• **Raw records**
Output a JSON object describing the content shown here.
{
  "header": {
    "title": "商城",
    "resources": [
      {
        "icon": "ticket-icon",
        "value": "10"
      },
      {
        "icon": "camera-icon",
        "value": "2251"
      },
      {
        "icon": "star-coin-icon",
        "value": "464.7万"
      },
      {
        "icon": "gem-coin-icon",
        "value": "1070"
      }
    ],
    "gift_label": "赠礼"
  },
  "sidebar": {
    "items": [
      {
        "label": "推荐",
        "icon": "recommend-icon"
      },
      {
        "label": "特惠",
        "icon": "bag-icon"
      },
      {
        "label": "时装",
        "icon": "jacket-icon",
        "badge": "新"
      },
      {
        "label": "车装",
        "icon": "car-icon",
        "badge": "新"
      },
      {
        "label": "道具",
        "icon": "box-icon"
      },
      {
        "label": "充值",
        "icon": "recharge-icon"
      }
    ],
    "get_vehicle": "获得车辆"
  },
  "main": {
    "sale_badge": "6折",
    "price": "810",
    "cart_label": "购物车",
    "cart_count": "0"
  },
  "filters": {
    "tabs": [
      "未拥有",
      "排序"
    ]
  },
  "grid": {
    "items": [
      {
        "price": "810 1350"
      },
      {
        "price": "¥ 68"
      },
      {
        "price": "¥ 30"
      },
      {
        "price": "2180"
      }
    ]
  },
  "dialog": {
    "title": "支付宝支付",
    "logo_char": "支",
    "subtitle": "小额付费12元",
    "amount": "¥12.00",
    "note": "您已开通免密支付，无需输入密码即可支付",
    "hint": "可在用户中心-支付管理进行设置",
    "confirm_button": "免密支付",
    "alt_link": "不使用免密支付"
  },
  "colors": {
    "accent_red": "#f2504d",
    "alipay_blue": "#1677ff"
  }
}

• **THE EXERCISE**
From the records above, extract every line exactly as it stands.

• **ANSWER TO THE TASK**
Output a JSON object describing the content shown here.
{
  "header": {
    "title": "商城",
    "resources": [
      {
        "icon": "ticket-icon",
        "value": "10"
      },
      {
        "icon": "camera-icon",
        "value": "2251"
      },
      {
        "icon": "star-coin-icon",
        "value": "464.7万"
      },
      {
        "icon": "gem-coin-icon",
        "value": "1070"
      }
    ],
    "gift_label": "赠礼"
  },
  "sidebar": {
    "items": [
      {
        "label": "推荐",
        "icon": "recommend-icon"
      },
      {
        "label": "特惠",
        "icon": "bag-icon"
      },
      {
        "label": "时装",
        "icon": "jacket-icon",
        "badge": "新"
      },
      {
        "label": "车装",
        "icon": "car-icon",
        "badge": "新"
      },
      {
        "label": "道具",
        "icon": "box-icon"
      },
      {
        "label": "充值",
        "icon": "recharge-icon"
      }
    ],
    "get_vehicle": "获得车辆"
  },
  "main": {
    "sale_badge": "6折",
    "price": "810",
    "cart_label": "购物车",
    "cart_count": "0"
  },
  "filters": {
    "tabs": [
      "未拥有",
      "排序"
    ]
  },
  "grid": {
    "items": [
      {
        "price": "810 1350"
      },
      {
        "price": "¥ 68"
      },
      {
        "price": "¥ 30"
      },
      {
        "price": "2180"
      }
    ]
  },
  "dialog": {
    "title": "支付宝支付",
    "logo_char": "支",
    "subtitle": "小额付费12元",
    "amount": "¥12.00",
    "note": "您已开通免密支付，无需输入密码即可支付",
    "hint": "可在用户中心-支付管理进行设置",
    "confirm_button": "免密支付",
    "alt_link": "不使用免密支付"
  },
  "colors": {
    "accent_red": "#f2504d",
    "alipay_blue": "#1677ff"
  }
}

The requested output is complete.